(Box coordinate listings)
---

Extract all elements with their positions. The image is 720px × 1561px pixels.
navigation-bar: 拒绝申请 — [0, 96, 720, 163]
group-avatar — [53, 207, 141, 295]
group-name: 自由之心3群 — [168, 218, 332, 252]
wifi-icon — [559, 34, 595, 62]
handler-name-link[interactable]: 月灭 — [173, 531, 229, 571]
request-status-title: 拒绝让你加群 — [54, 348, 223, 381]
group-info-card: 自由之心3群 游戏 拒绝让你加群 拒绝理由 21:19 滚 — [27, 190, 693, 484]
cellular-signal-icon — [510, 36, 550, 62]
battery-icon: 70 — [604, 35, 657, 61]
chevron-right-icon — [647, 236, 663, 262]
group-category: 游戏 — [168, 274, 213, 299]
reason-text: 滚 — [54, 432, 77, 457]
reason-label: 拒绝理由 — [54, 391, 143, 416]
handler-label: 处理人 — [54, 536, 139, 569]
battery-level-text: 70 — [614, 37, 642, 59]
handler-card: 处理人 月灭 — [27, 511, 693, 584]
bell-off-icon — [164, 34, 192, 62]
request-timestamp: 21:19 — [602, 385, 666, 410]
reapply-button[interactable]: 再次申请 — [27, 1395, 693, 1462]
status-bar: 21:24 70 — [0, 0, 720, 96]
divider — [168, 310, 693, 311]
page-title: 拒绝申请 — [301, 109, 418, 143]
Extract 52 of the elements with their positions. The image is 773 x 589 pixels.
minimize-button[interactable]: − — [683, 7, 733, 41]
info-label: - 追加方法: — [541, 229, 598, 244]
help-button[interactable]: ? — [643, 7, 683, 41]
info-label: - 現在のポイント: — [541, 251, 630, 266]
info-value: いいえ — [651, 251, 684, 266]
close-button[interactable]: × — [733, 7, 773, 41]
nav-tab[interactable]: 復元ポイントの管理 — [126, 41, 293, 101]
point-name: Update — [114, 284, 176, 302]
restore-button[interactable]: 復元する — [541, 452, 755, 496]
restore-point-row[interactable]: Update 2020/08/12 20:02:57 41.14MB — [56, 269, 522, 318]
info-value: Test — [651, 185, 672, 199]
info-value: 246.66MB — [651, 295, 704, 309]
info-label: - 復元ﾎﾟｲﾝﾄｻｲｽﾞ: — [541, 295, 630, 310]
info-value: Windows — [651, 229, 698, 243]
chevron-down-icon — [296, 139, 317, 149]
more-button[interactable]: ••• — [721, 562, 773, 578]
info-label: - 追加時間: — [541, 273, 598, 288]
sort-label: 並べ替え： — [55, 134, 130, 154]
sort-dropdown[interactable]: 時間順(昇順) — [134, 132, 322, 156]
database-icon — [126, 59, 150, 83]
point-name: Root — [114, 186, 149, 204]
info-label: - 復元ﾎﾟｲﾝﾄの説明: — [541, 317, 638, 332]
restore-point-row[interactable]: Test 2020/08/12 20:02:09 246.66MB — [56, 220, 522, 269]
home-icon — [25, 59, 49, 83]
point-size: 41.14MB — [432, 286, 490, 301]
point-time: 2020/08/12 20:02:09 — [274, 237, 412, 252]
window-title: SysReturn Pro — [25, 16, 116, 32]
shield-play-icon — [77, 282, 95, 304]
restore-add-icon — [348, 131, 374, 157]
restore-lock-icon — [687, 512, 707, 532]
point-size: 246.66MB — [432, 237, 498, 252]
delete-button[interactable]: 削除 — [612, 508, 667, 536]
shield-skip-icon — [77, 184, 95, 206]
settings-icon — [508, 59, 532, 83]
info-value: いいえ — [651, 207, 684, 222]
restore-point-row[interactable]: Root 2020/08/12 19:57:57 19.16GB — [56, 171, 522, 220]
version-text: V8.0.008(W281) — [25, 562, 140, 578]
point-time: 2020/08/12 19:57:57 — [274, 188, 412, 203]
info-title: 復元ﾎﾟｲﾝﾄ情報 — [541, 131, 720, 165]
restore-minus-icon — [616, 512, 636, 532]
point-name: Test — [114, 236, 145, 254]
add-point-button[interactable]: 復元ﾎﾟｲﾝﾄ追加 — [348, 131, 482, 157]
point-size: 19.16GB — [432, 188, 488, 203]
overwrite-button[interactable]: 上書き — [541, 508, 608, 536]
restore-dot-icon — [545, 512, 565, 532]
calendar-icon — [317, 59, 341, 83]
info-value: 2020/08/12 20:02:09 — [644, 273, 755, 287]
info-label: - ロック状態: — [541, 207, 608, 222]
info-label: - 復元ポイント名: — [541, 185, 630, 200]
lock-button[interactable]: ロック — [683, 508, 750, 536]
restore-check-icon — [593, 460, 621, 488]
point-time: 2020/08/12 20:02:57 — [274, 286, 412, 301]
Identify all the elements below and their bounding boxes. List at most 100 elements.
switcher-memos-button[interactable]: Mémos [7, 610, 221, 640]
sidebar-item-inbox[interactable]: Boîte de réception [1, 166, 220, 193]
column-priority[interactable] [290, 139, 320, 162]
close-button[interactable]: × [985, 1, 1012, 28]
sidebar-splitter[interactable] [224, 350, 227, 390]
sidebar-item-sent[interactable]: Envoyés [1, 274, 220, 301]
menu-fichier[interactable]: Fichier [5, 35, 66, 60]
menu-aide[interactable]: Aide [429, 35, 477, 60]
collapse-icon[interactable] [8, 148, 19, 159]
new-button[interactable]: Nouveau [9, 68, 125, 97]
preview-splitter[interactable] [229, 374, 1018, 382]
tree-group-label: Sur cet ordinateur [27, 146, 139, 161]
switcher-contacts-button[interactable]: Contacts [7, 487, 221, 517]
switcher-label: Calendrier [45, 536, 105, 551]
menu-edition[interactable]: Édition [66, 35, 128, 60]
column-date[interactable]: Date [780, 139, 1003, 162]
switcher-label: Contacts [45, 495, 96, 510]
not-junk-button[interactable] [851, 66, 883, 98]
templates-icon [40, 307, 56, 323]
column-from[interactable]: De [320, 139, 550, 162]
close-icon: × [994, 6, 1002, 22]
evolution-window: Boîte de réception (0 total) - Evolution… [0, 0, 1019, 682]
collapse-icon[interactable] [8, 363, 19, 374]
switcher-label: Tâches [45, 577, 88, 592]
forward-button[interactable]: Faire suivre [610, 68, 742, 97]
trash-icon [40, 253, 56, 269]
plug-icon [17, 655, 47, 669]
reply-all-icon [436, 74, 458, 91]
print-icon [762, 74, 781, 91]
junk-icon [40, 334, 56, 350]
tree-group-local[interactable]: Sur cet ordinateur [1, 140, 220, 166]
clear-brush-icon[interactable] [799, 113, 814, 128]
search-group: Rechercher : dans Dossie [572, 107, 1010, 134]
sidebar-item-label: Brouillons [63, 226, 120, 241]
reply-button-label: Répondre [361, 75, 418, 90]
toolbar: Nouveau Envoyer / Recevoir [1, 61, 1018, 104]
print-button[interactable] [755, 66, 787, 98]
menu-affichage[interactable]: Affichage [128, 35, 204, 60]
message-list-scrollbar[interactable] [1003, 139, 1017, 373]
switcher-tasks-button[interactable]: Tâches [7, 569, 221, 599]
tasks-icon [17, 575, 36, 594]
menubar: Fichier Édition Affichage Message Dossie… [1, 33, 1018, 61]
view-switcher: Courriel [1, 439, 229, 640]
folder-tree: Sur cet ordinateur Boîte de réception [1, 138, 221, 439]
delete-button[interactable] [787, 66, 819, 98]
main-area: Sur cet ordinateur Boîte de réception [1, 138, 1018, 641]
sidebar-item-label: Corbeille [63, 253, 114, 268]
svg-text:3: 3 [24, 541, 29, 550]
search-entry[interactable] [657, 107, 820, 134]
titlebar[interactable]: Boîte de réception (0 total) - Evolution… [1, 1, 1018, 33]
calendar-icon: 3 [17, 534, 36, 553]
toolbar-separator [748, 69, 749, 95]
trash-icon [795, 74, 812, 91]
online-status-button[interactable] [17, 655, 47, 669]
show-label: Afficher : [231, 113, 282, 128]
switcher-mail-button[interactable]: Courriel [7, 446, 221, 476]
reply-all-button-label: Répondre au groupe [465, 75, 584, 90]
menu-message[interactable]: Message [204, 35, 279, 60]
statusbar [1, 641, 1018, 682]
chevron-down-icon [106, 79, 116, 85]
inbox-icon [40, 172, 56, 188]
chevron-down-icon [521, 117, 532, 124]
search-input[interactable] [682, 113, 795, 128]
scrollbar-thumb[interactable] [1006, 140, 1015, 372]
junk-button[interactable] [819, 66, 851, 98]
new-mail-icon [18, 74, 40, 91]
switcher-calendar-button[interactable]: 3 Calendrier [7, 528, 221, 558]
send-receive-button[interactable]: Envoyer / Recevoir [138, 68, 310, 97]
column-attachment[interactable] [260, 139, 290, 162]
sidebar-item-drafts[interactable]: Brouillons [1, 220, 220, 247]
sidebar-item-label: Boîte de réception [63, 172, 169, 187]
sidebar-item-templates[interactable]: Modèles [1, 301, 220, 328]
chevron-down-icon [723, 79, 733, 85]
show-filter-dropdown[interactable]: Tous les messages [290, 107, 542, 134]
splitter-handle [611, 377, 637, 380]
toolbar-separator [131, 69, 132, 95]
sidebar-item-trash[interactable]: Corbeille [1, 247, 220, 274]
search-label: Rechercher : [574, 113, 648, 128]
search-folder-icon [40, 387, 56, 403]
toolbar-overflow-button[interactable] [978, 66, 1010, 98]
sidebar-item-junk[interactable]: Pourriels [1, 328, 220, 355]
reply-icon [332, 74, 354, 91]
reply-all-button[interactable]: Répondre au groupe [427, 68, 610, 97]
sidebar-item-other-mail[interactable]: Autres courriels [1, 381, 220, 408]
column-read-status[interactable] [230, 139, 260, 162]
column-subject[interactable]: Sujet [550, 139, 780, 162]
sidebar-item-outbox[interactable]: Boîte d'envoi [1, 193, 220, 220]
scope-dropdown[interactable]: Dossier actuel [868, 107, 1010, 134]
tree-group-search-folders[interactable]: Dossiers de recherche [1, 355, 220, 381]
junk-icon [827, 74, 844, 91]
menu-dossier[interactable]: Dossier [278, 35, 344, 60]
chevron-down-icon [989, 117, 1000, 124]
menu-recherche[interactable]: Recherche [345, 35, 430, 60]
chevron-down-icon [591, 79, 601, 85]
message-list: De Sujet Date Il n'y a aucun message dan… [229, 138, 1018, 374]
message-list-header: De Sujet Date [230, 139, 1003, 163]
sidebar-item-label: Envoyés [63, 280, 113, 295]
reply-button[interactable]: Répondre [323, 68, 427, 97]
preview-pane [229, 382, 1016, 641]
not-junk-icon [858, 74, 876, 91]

---

The request
Collect and copy each line from the items above that contains the string "card". Case counts, so a line qualifies only if the capitalization matches.

The output
group-info-card: 自由之心3群 游戏 拒绝让你加群 拒绝理由 21:19 滚 — [27, 190, 693, 484]
handler-card: 处理人 月灭 — [27, 511, 693, 584]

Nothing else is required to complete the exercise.